● BACAAN:
......
Kedua potensi di atas harus dapat disinergikan. Pola fikir yang terlepas dari ikatan zikir akan dapat menghasilkan pola-pola fikir yang sifatnya destruktif dan negatif hingga melanggar larangan Allah. Para koruptor, pelaku maksiat mengetahui yang mereka lakukan salah tetapi mereka tidak berzikir kepada Allah. Demikian sebaliknya, berzikir tanpa mengasah olah fikir untuk menemukan keagungan Allah di alam sekitar dan sebagainya bukan merupakan suatu hal yang terpuji pula. Oleh karena itu fikir untuk zikir sangat diperlukan oleh kita semua.


 


B.     RUMUSAN MASALAH


Adapun rumusan masalah yang dapat diambil dalam pembahasan ini adalah:


1.      Apakah yang dimaksud dengan fikir dan zikir?


2.      Mengapa dalam kehidupan fikir dan zikir tidak dapat dipisahkan?


3.      Seberapa pentingkah fikir untuk dzikir dalam kehidupan kita?


 


 


 


BAB II


PEMBAHASAN


 


A.      PENGERTIAN FIKIR


  Berfikir merupakan suatu proses mencerna dan memahami kondisi yang ada di sekitar dalam rangka menghasilkan sebuah tanda tanya maupun jawaban yang muncul dalam diri seseorang. Dalam Islam seni berfikir sangat dihargai dan bahkan menjadi anjuran dari Allah agar seorang hamba dapat mengoptimalkan daya fikir dalam mencerna seluruh obyek di alam untuk mengetahui dan memahami pencipta itu sendiri. Apabila kita membaca Al-Quran akan ditemukan sangat banyak ayat yang memerintahkan dan menuntun supaya berfikir, oleh karena itu aktivitas kegiatan berfikir menjadi suatu hal yang cukup urgens dalam Islam.[1]


Seperti wahyu pertama yang turun kepa Nabi Saw, adalah perintah agar berpikir. Qs. Al-alaq:1-5



Bacalah dengan nama Tuhanmu yang menciptakan, Dia ciptakan manusia dari segumpal darah. Bacalah karena Tuhanmu itu sangat mulia; Yang mengajar dengan Qalam. Dia mengajar manusia apa yang mereka tidak tahu.
......
Daftar wilayah elemen:

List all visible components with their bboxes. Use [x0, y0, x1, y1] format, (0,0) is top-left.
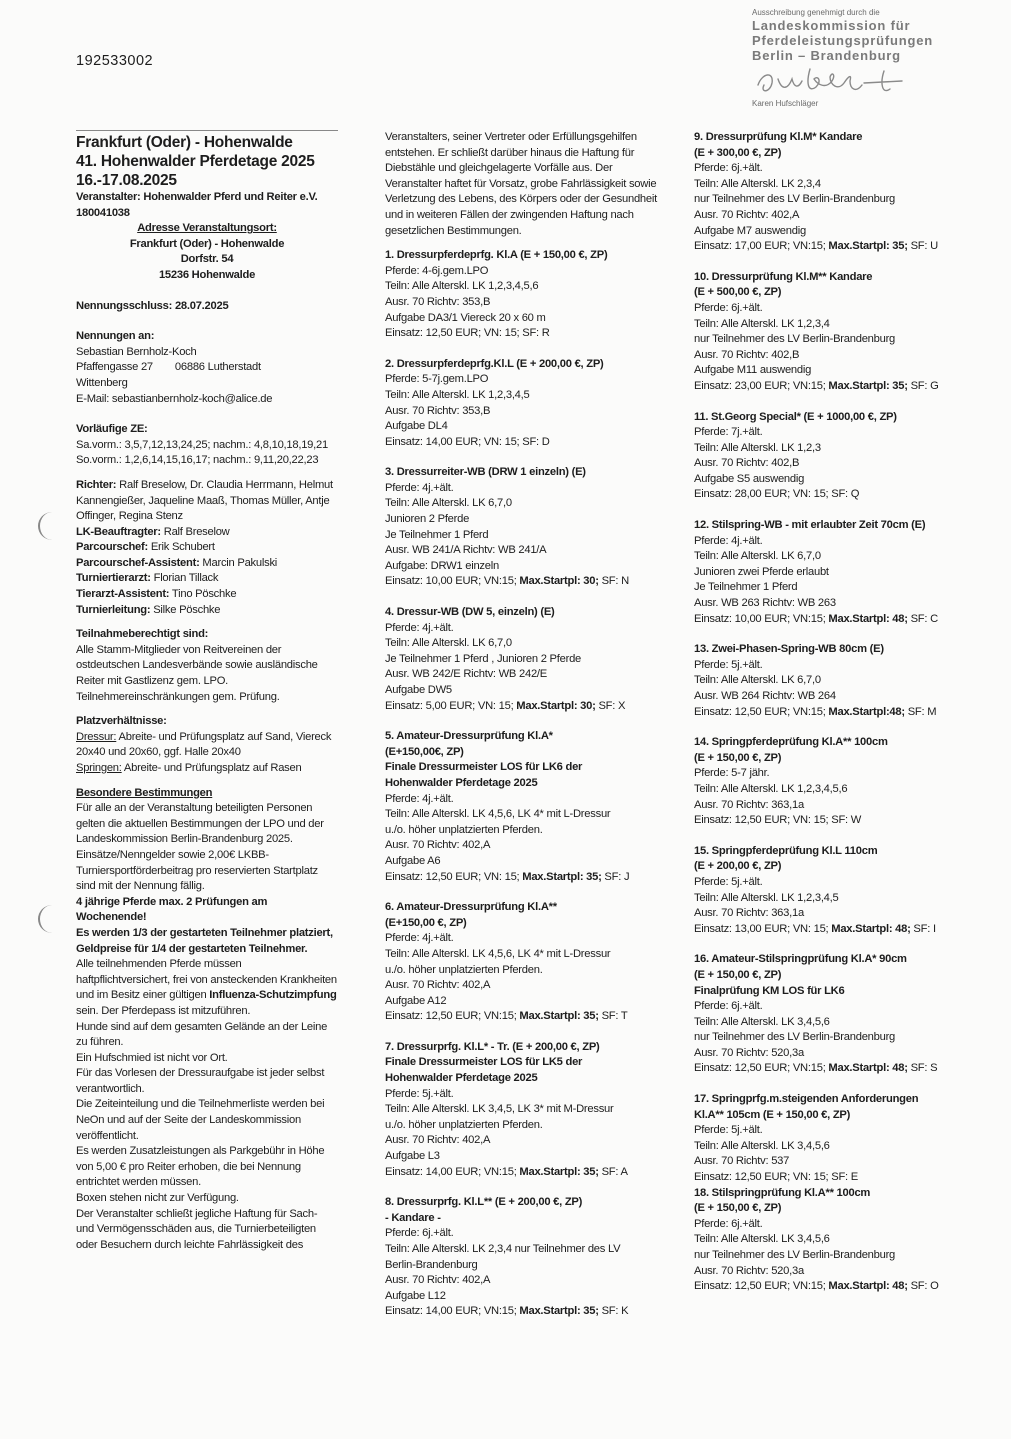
special-rule-4-text: Alle teilnehmenden Pferde müssen haftpflichtversichert, frei von ansteckenden Krankheiten und im Besitz einer gültigen — [76, 958, 337, 1002]
competition-detail: Ausr. 70 Richtv: 402,A — [385, 839, 491, 852]
competition-title: 9. Dressurprüfung Kl.M* Kandare — [694, 131, 863, 143]
entries-city: Wittenberg — [76, 376, 128, 389]
competition-detail: Pferde: 4-6j.gem.LPO — [385, 264, 489, 277]
competition-detail: Ausr. 70 Richtv: 537 — [694, 1155, 790, 1168]
event-name: 41. Hohenwalder Pferdetage 2025 — [76, 153, 315, 170]
official-names: Ralf Breselow — [160, 525, 230, 538]
competition-fee-text: Einsatz: 14,00 EUR; VN:15; — [385, 1305, 520, 1318]
competition-title: 18. Stilspringprüfung Kl.A** 100cm — [694, 1186, 871, 1199]
competition-fee-text: Einsatz: 12,50 EUR; VN:15; — [385, 1010, 520, 1023]
competition-6 — [385, 900, 657, 1040]
official-role: Tierarzt-Assistent: — [76, 588, 170, 601]
competition-detail: Pferde: 7j.+ält. — [694, 426, 763, 439]
entries-zip: 06886 Lutherstadt — [174, 361, 261, 374]
column-right — [694, 130, 964, 1310]
competition-detail: Pferde: 6j.+ält. — [694, 1217, 763, 1230]
official-names: Silke Pöschke — [150, 603, 221, 616]
competition-sf: SF: C — [907, 612, 938, 625]
entries-email: E-Mail: sebastianbernholz-koch@alice.de — [76, 392, 273, 405]
entries-street: Pfaffengasse 27 — [76, 361, 153, 374]
stamp-line-2: Pferdeleistungsprüfungen — [752, 33, 933, 48]
competition-max-starts: Max.Startpl: 48; — [828, 1280, 908, 1293]
competition-12 — [694, 518, 964, 642]
official-names: Ralf Breselow, Dr. Claudia Herrmann, Helmut Kannengießer, Jaqueline Maaß, Thomas Müller, Antje Offinger, Regina Stenz — [76, 478, 333, 523]
competition-detail: Aufgabe A12 — [385, 994, 447, 1007]
competition-detail: u./o. höher unplatzierten Pferden. — [385, 963, 543, 976]
competition-2 — [385, 357, 657, 466]
competition-fee — [694, 922, 964, 938]
competition-fee-text: Einsatz: 12,50 EUR; VN:15; — [694, 1062, 829, 1075]
competition-detail: Teiln: Alle Alterskl. LK 1,2,3,4 — [694, 317, 830, 330]
official-role: Parcourschef: — [76, 541, 148, 554]
competition-detail: Teiln: Alle Alterskl. LK 3,4,5, LK 3* mit M-Dressur — [385, 1103, 614, 1116]
competition-max-starts: Max.Startpl: 30; — [519, 575, 599, 588]
competition-fee — [385, 1165, 657, 1181]
spacer — [385, 1025, 657, 1040]
entry-deadline: Nennungsschluss: 28.07.2025 — [76, 299, 229, 312]
competition-max-starts: Max.Startpl: 35; — [828, 240, 908, 253]
competition-detail: Aufgabe M7 auswendig — [694, 224, 806, 237]
competition-detail: Teiln: Alle Alterskl. LK 6,7,0 — [385, 637, 512, 650]
competition-fee-text: Einsatz: 12,50 EUR; VN:15; — [694, 1280, 829, 1293]
competition-detail: Aufgabe DA3/1 Viereck 20 x 60 m — [385, 311, 546, 324]
competition-8 — [385, 1195, 657, 1335]
competition-fee-text: Einsatz: 28,00 EUR; VN: 15; SF: Q — [694, 488, 860, 501]
special-rule-4-end: sein. Der Pferdepass ist mitzuführen. — [76, 1004, 251, 1017]
competition-title: 14. Springpferdeprüfung Kl.A** 100cm — [694, 736, 888, 749]
competition-detail: Junioren 2 Pferde — [385, 513, 470, 526]
special-rule-10: Boxen stehen nicht zur Verfügung. — [76, 1192, 239, 1205]
competition-detail: Pferde: 4j.+ält. — [385, 481, 454, 494]
competition-detail: Aufgabe M11 auswendig — [694, 364, 812, 377]
competition-title: 4. Dressur-WB (DW 5, einzeln) (E) — [385, 606, 555, 619]
competition-detail: Pferde: 5-7j.gem.LPO — [385, 373, 489, 386]
competition-max-starts: Max.Startpl: 35; — [519, 1165, 599, 1178]
competition-13 — [694, 642, 964, 735]
competition-detail: Ausr. 70 Richtv: 353,B — [385, 295, 491, 308]
competition-title: Finale Dressurmeister LOS für LK5 der — [385, 1056, 583, 1069]
competition-detail: Ausr. 70 Richtv: 402,A — [385, 979, 491, 992]
grounds-label: Platzverhältnisse: — [76, 715, 167, 728]
spacer — [694, 627, 964, 642]
competition-detail: Ausr. WB 263 Richtv: WB 263 — [694, 597, 836, 610]
competition-detail: Aufgabe L3 — [385, 1150, 440, 1163]
spacer — [385, 1320, 657, 1335]
competition-detail: Ausr. 70 Richtv: 363,1a — [694, 907, 804, 920]
competition-detail: Teiln: Alle Alterskl. LK 1,2,3,4,5,6 — [385, 280, 539, 293]
competition-fee-text: Einsatz: 12,50 EUR; VN: 15; SF: W — [694, 814, 862, 827]
competition-title: 17. Springprfg.m.steigenden Anforderungen — [694, 1093, 919, 1106]
official-role: LK-Beauftragter: — [76, 525, 161, 538]
special-rule-1: Für alle an der Veranstaltung beteiligten Personen gelten die aktuellen Bestimmungen der LPO und der Landeskommission Berlin-Brandenburg 2025. Einsätze/Nenngelder sowie 2,00€ LKBB-Turniersportförderbeitrag pro reservierten Startplatz sind mit der Nennung fällig. — [76, 802, 324, 893]
competition-sf: SF: I — [910, 922, 936, 935]
competition-detail: Pferde: 4j.+ält. — [694, 534, 763, 547]
competition-detail: Pferde: 4j.+ält. — [385, 932, 454, 945]
competition-16 — [694, 952, 964, 1092]
venue-title: Frankfurt (Oder) - Hohenwalde — [76, 130, 338, 152]
stamp-line-1: Landeskommission für — [752, 18, 911, 33]
competition-fee-text: Einsatz: 23,00 EUR; VN:15; — [694, 379, 829, 392]
competition-fee — [385, 574, 657, 590]
competition-title: 13. Zwei-Phasen-Spring-WB 80cm (E) — [694, 643, 884, 656]
official-names: Erik Schubert — [147, 541, 215, 554]
competition-5 — [385, 729, 657, 900]
stamp-approval-text: Ausschreibung genehmigt durch die — [752, 8, 880, 17]
special-rule-2: 4 jährige Pferde max. 2 Prüfungen am Wochenende! — [76, 895, 268, 924]
competition-sf: SF: J — [601, 870, 630, 883]
competition-fee-text: Einsatz: 5,00 EUR; VN: 15; — [385, 699, 517, 712]
competition-18 — [694, 1186, 964, 1310]
competition-detail: Pferde: 5j.+ält. — [694, 658, 763, 671]
competition-detail: Aufgabe: DRW1 einzeln — [385, 559, 499, 572]
competition-detail: Teiln: Alle Alterskl. LK 3,4,5,6 — [694, 1233, 830, 1246]
competition-title: (E + 500,00 €, ZP) — [694, 286, 782, 299]
competition-detail: Aufgabe DL4 — [385, 420, 448, 433]
competition-max-starts: Max.Startpl: 48; — [828, 1062, 908, 1075]
competition-fee — [385, 870, 657, 886]
spacer — [694, 255, 964, 270]
official-entry — [76, 556, 338, 572]
competition-detail: Teiln: Alle Alterskl. LK 4,5,6, LK 4* mit L-Dressur — [385, 808, 611, 821]
competition-title: 10. Dressurprüfung Kl.M** Kandare — [694, 270, 873, 283]
official-names: Florian Tillack — [150, 572, 219, 585]
competition-detail: Ausr. 70 Richtv: 402,B — [694, 457, 800, 470]
spacer — [385, 1180, 657, 1195]
competition-max-starts: Max.Startpl: 35; — [522, 870, 602, 883]
official-role: Turniertierarzt: — [76, 572, 151, 585]
competition-fee — [694, 239, 964, 255]
competition-fee-text: Einsatz: 14,00 EUR; VN:15; — [385, 1165, 520, 1178]
schedule-saturday: Sa.vorm.: 3,5,7,12,13,24,25; nachm.: 4,8,10,18,19,21 — [76, 438, 328, 451]
competition-fee — [694, 612, 964, 628]
spacer — [694, 829, 964, 844]
competition-detail: Ausr. 70 Richtv: 520,3a — [694, 1046, 804, 1059]
competition-sf: SF: G — [907, 379, 939, 392]
grounds-jumping-text: Abreite- und Prüfungsplatz auf Rasen — [121, 762, 302, 774]
competition-detail: Je Teilnehmer 1 Pferd — [385, 528, 489, 541]
competition-title: 16. Amateur-Stilspringprüfung Kl.A* 90cm — [694, 953, 907, 966]
competition-fee — [694, 1061, 964, 1077]
special-rule-9: Es werden Zusatzleistungen als Parkgebühr in Höhe von 5,00 € pro Reiter erhoben, die bei Nennung entrichtet werden müssen. — [76, 1145, 325, 1189]
competition-detail: Teiln: Alle Alterskl. LK 6,7,0 — [385, 497, 512, 510]
competition-detail: Pferde: 4j.+ält. — [385, 621, 454, 634]
competition-title: 12. Stilspring-WB - mit erlaubter Zeit 70cm (E) — [694, 519, 926, 532]
competition-detail: Pferde: 5j.+ält. — [694, 875, 763, 888]
competition-detail: Teiln: Alle Alterskl. LK 1,2,3,4,5 — [694, 891, 839, 904]
competition-detail: nur Teilnehmer des LV Berlin-Brandenburg — [694, 333, 896, 346]
competition-detail: Ausr. WB 241/A Richtv: WB 241/A — [385, 544, 547, 557]
organizer: Veranstalter: Hohenwalder Pferd und Reiter e.V. 180041038 — [76, 191, 318, 219]
eligible-text: Alle Stamm-Mitglieder von Reitvereinen der ostdeutschen Landesverbände sowie ausländische Reiter mit Gastlizenz gem. LPO. Teilnehmereinschränkungen gem. Prüfung. — [76, 643, 318, 703]
competition-detail: Ausr. 70 Richtv: 520,3a — [694, 1264, 804, 1277]
stamp-line-3: Berlin – Brandenburg — [752, 48, 901, 63]
competition-4 — [385, 605, 657, 729]
competition-detail: Pferde: 6j.+ält. — [385, 1227, 454, 1240]
competition-detail: Teiln: Alle Alterskl. LK 1,2,3,4,5,6 — [694, 782, 848, 795]
entries-label: Nennungen an: — [76, 330, 155, 343]
document-id-number: 192533002 — [76, 53, 154, 69]
column-left — [76, 130, 338, 1253]
competition-detail: Teiln: Alle Alterskl. LK 1,2,3,4,5 — [385, 388, 530, 401]
official-role: Richter: — [76, 478, 117, 491]
competition-detail: Je Teilnehmer 1 Pferd — [694, 581, 798, 594]
competition-detail: Pferde: 4j.+ält. — [385, 792, 454, 805]
competition-3 — [385, 465, 657, 605]
competition-detail: nur Teilnehmer des LV Berlin-Brandenburg — [694, 1249, 896, 1261]
competition-9 — [694, 130, 964, 270]
spacer — [694, 503, 964, 518]
competition-fee — [694, 705, 964, 721]
competition-detail: Teiln: Alle Alterskl. LK 2,3,4 — [694, 177, 821, 190]
approval-stamp — [752, 8, 972, 109]
spacer — [694, 720, 964, 735]
grounds-jumping-label: Springen: — [76, 762, 122, 774]
competition-detail: Pferde: 6j.+ält. — [694, 1000, 763, 1013]
competition-fee-text: Einsatz: 13,00 EUR; VN: 15; — [694, 922, 832, 935]
competition-fee — [385, 1009, 657, 1025]
competition-detail: nur Teilnehmer des LV Berlin-Brandenburg — [694, 193, 896, 206]
competition-fee-text: Einsatz: 12,50 EUR; VN: 15; SF: R — [385, 327, 550, 340]
address-line-2: Dorfstr. 54 — [180, 253, 234, 266]
competition-detail: Ausr. 70 Richtv: 402,A — [385, 1134, 491, 1147]
competition-detail: Aufgabe DW5 — [385, 684, 452, 696]
competition-sf: SF: A — [598, 1165, 628, 1178]
spacer — [385, 590, 657, 605]
grounds-dressage-label: Dressur: — [76, 730, 117, 743]
competition-detail: Ausr. WB 242/E Richtv: WB 242/E — [385, 668, 547, 681]
competition-title: Hohenwalder Pferdetage 2025 — [385, 776, 538, 789]
competition-detail: Aufgabe L12 — [385, 1289, 446, 1302]
competition-title: (E + 200,00 €, ZP) — [694, 860, 782, 873]
officials-list — [76, 478, 338, 618]
official-names: Tino Pöschke — [169, 588, 237, 601]
address-label: Adresse Veranstaltungsort: — [137, 222, 277, 235]
competition-sf: SF: S — [907, 1062, 938, 1075]
event-dates: 16.-17.08.2025 — [76, 172, 177, 189]
competition-detail: Teiln: Alle Alterskl. LK 3,4,5,6 — [694, 1015, 830, 1028]
competition-title: (E + 300,00 €, ZP) — [694, 146, 782, 159]
competition-fee — [385, 699, 657, 715]
competition-detail: Ausr. 70 Richtv: 363,1a — [694, 798, 804, 811]
competition-detail: Teiln: Alle Alterskl. LK 4,5,6, LK 4* mit L-Dressur — [385, 947, 611, 960]
official-entry — [76, 571, 338, 587]
competition-max-starts: Max.Startpl: 48; — [831, 922, 911, 935]
competition-title: Hohenwalder Pferdetage 2025 — [385, 1072, 538, 1085]
competition-fee-text: Einsatz: 10,00 EUR; VN:15; — [385, 575, 520, 588]
special-rules-label: Besondere Bestimmungen — [76, 786, 213, 799]
competition-detail: Ausr. 70 Richtv: 402,A — [385, 1274, 491, 1287]
competition-sf: SF: N — [598, 575, 629, 588]
competition-title: (E+150,00 €, ZP) — [385, 916, 467, 929]
competition-detail: Aufgabe A6 — [385, 854, 441, 867]
official-names: Marcin Pakulski — [199, 556, 278, 569]
competition-detail: Aufgabe S5 auswendig — [694, 472, 805, 485]
stamp-signer-name: Karen Hufschläger — [752, 99, 819, 108]
competition-fee — [694, 487, 964, 503]
column-middle — [385, 130, 657, 1335]
competition-title: (E+150,00€, ZP) — [385, 745, 464, 758]
competition-14 — [694, 735, 964, 844]
address-line-1: Frankfurt (Oder) - Hohenwalde — [129, 237, 285, 250]
competition-detail: Pferde: 6j.+ält. — [694, 301, 763, 314]
special-rule-3: Es werden 1/3 der gestarteten Teilnehmer platziert, Geldpreise für 1/4 der gestarteten Teilnehmer. — [76, 926, 333, 955]
competition-detail: Teiln: Alle Alterskl. LK 1,2,3 — [694, 441, 821, 454]
spacer — [694, 1295, 964, 1310]
competition-1 — [385, 248, 657, 357]
handwritten-signature — [752, 63, 972, 99]
competition-detail: Pferde: 6j.+ält. — [694, 162, 763, 175]
competition-fee — [694, 1170, 964, 1186]
official-role: Parcourschef-Assistent: — [76, 556, 200, 569]
spacer — [694, 395, 964, 410]
competition-title: (E + 150,00 €, ZP) — [694, 968, 782, 981]
competition-max-starts: Max.Startpl: 48; — [828, 612, 908, 625]
competition-fee-text: Einsatz: 12,50 EUR; VN: 15; — [385, 870, 523, 883]
competition-detail: Teiln: Alle Alterskl. LK 3,4,5,6 — [694, 1139, 830, 1152]
competition-fee — [385, 435, 657, 451]
competition-title: Kl.A** 105cm (E + 150,00 €, ZP) — [694, 1108, 851, 1121]
competition-title: 15. Springpferdeprüfung Kl.L 110cm — [694, 844, 878, 857]
competition-fee — [694, 1279, 964, 1295]
special-rule-11: Der Veranstalter schließt jegliche Haftung für Sach- und Vermögensschäden aus, die Turnierbeteiligten oder Besuchern durch leichte Fahrlässigkeit des — [76, 1207, 318, 1251]
punch-hole-lower — [38, 905, 56, 933]
special-rule-5: Hunde sind auf dem gesamten Gelände an der Leine zu führen. — [76, 1020, 328, 1049]
spacer — [385, 885, 657, 900]
competition-fee-text: Einsatz: 17,00 EUR; VN:15; — [694, 240, 829, 253]
spacer — [385, 714, 657, 729]
competition-title: - Kandare - — [385, 1211, 441, 1224]
competition-detail: Ausr. 70 Richtv: 353,B — [385, 404, 491, 417]
competition-title: 11. St.Georg Special* (E + 1000,00 €, ZP) — [694, 410, 897, 423]
schedule-sunday: So.vorm.: 1,2,6,14,15,16,17; nachm.: 9,11,20,22,23 — [76, 454, 319, 467]
competition-title: 3. Dressurreiter-WB (DRW 1 einzeln) (E) — [385, 466, 586, 479]
competitions-right — [694, 130, 964, 1310]
competition-detail: Ausr. 70 Richtv: 402,A — [694, 208, 800, 221]
competition-sf: SF: O — [907, 1280, 939, 1293]
competition-detail: Pferde: 5-7 jähr. — [694, 767, 770, 780]
spacer — [385, 342, 657, 357]
competition-fee-text: Einsatz: 12,50 EUR; VN:15; — [694, 705, 829, 718]
competition-max-starts: Max.Startpl: 35; — [828, 379, 908, 392]
special-rule-6: Ein Hufschmied ist nicht vor Ort. — [76, 1051, 228, 1064]
competition-detail: nur Teilnehmer des LV Berlin-Brandenburg — [694, 1031, 896, 1044]
competition-fee-text: Einsatz: 10,00 EUR; VN:15; — [694, 612, 829, 625]
competition-title: 5. Amateur-Dressurprüfung Kl.A* — [385, 730, 553, 743]
official-entry — [76, 525, 338, 541]
entries-name: Sebastian Bernholz-Koch — [76, 345, 197, 358]
competition-detail: Je Teilnehmer 1 Pferd , Junioren 2 Pferde — [385, 652, 582, 665]
liability-continuation: Veranstalters, seiner Vertreter oder Erfüllungsgehilfen entstehen. Er schließt darüber hinaus die Haftung für Diebstähle und gleichgelagerte Vorfälle aus. Der Veranstalter haftet für Vorsatz, grobe Fahrlässigkeit sowie Verletzung des Lebens, des Körpers oder der Gesundheit und in weiteren Fällen der zwingenden Haftung nach gesetzlichen Bestimmungen. — [385, 131, 657, 237]
competition-sf: SF: X — [595, 699, 626, 712]
competitions-middle — [385, 248, 657, 1335]
schedule-label: Vorläufige ZE: — [76, 423, 148, 436]
competition-title: 6. Amateur-Dressurprüfung Kl.A** — [385, 901, 557, 914]
eligible-label: Teilnahmeberechtigt sind: — [76, 628, 209, 641]
competition-detail: Ausr. 70 Richtv: 402,B — [694, 348, 800, 361]
punch-hole-upper — [38, 512, 56, 540]
grounds-jumping — [76, 761, 338, 777]
official-entry — [76, 478, 338, 525]
competition-fee — [385, 1304, 657, 1320]
competition-max-starts: Max.Startpl: 30; — [516, 699, 596, 712]
official-role: Turnierleitung: — [76, 603, 151, 616]
competition-10 — [694, 270, 964, 410]
spacer — [694, 1077, 964, 1092]
special-rule-4-bold: Influenza-Schutzimpfung — [209, 989, 337, 1002]
spacer — [694, 937, 964, 952]
official-entry — [76, 587, 338, 603]
competition-title: 2. Dressurpferdeprfg.Kl.L (E + 200,00 €, ZP) — [385, 357, 604, 370]
competition-7 — [385, 1040, 657, 1195]
competition-title: (E + 150,00 €, ZP) — [694, 751, 782, 764]
competition-max-starts: Max.Startpl:48; — [828, 705, 905, 718]
competition-detail: Teiln: Alle Alterskl. LK 2,3,4 nur Teilnehmer des LV — [385, 1243, 621, 1255]
competition-sf: SF: U — [907, 240, 938, 253]
competition-detail: Pferde: 5j.+ält. — [694, 1124, 763, 1137]
competition-title: Finale Dressurmeister LOS für LK6 der — [385, 761, 583, 774]
competition-title: 7. Dressurprfg. Kl.L* - Tr. (E + 200,00 €, ZP) — [385, 1040, 600, 1053]
official-entry — [76, 540, 338, 556]
competition-detail: Ausr. WB 264 Richtv: WB 264 — [694, 690, 836, 702]
competition-17 — [694, 1092, 964, 1186]
competition-title: Finalprüfung KM LOS für LK6 — [694, 984, 845, 997]
competition-fee — [694, 813, 964, 829]
competition-sf: SF: T — [598, 1010, 628, 1023]
special-rule-8: Die Zeiteinteilung und die Teilnehmerliste werden bei NeOn und auf der Seite der Landeskommission veröffentlicht. — [76, 1098, 325, 1142]
competition-detail: Teiln: Alle Alterskl. LK 6,7,0 — [694, 550, 821, 563]
competition-fee — [385, 326, 657, 342]
grounds-dressage-text: Abreite- und Prüfungsplatz auf Sand, Viereck 20x40 und 20x60, ggf. Halle 20x40 — [76, 730, 332, 759]
address-line-3: 15236 Hohenwalde — [158, 268, 256, 281]
official-entry — [76, 603, 338, 619]
competition-detail: Pferde: 5j.+ält. — [385, 1087, 454, 1100]
competition-detail: Teiln: Alle Alterskl. LK 6,7,0 — [694, 674, 821, 687]
special-rule-7: Für das Vorlesen der Dressuraufgabe ist jeder selbst verantwortlich. — [76, 1067, 325, 1095]
competition-title: (E + 150,00 €, ZP) — [694, 1202, 782, 1215]
competition-title: 1. Dressurpferdeprfg. Kl.A (E + 150,00 €, ZP) — [385, 249, 608, 262]
competition-15 — [694, 844, 964, 953]
competition-11 — [694, 410, 964, 519]
competition-fee-text: Einsatz: 14,00 EUR; VN: 15; SF: D — [385, 435, 550, 448]
competition-fee-text: Einsatz: 12,50 EUR; VN: 15; SF: E — [694, 1171, 858, 1184]
competition-title: 8. Dressurprfg. Kl.L** (E + 200,00 €, ZP) — [385, 1196, 583, 1209]
competition-detail: Berlin-Brandenburg — [385, 1258, 478, 1271]
competition-sf: SF: K — [598, 1305, 629, 1318]
competition-detail: u./o. höher unplatzierten Pferden. — [385, 1118, 543, 1131]
competition-detail: u./o. höher unplatzierten Pferden. — [385, 823, 543, 836]
spacer — [385, 450, 657, 465]
competition-sf: SF: M — [904, 705, 937, 718]
competition-detail: Junioren zwei Pferde erlaubt — [694, 565, 829, 578]
competition-max-starts: Max.Startpl: 35; — [519, 1010, 599, 1023]
grounds-dressage — [76, 730, 338, 761]
entries-address-row — [76, 360, 338, 376]
competition-fee — [694, 379, 964, 395]
special-rule-4 — [76, 957, 338, 1019]
competition-max-starts: Max.Startpl: 35; — [519, 1305, 599, 1318]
......
● TUGAS YANG DIKERJAKAN:
A – Menurut teks tentang fikir dan zikir, wahyu pertama yang turun kepada Nabi Saw berisi perintah apa?
B – Tuliskan ulang bagian teks tentang fikir dan zikir, dari "B.     RUMUSAN MASALAH" terus sampai "dalam kehidupan kita?".
C – Apakah setiap pernyataan di bawah ini sesuai dengan teks tentang fikir dan zikir? Jawab ya atau tidak untuk masing-masing, lalu kutip kata-kata dari teks yang menentukan jawabannya.
(i) Para koruptor tidak tahu bahwa perbuatan mereka salah.
(ii) Dalam Islam, seni berfikir sangat dihargai.
(iii) Berzikir tanpa mengasah olah fikir termasuk hal yang terpuji.

● JAWABAN:
A – Perintah agar berpikir.

B –
B.     RUMUSAN MASALAH


Adapun rumusan masalah yang dapat diambil dalam pembahasan ini adalah:


1.      Apakah yang dimaksud dengan fikir dan zikir?


2.      Mengapa dalam kehidupan fikir dan zikir tidak dapat dipisahkan?


3.      Seberapa pentingkah fikir untuk dzikir dalam kehidupan kita?

C –
(i) Tidak: "Para koruptor, pelaku maksiat mengetahui yang mereka lakukan salah"
(ii) Ya: "Dalam Islam seni berfikir sangat dihargai"
(iii) Tidak: "berzikir tanpa mengasah olah fikir untuk menemukan keagungan Allah di alam sekitar dan sebagainya bukan merupakan suatu hal yang terpuji pula"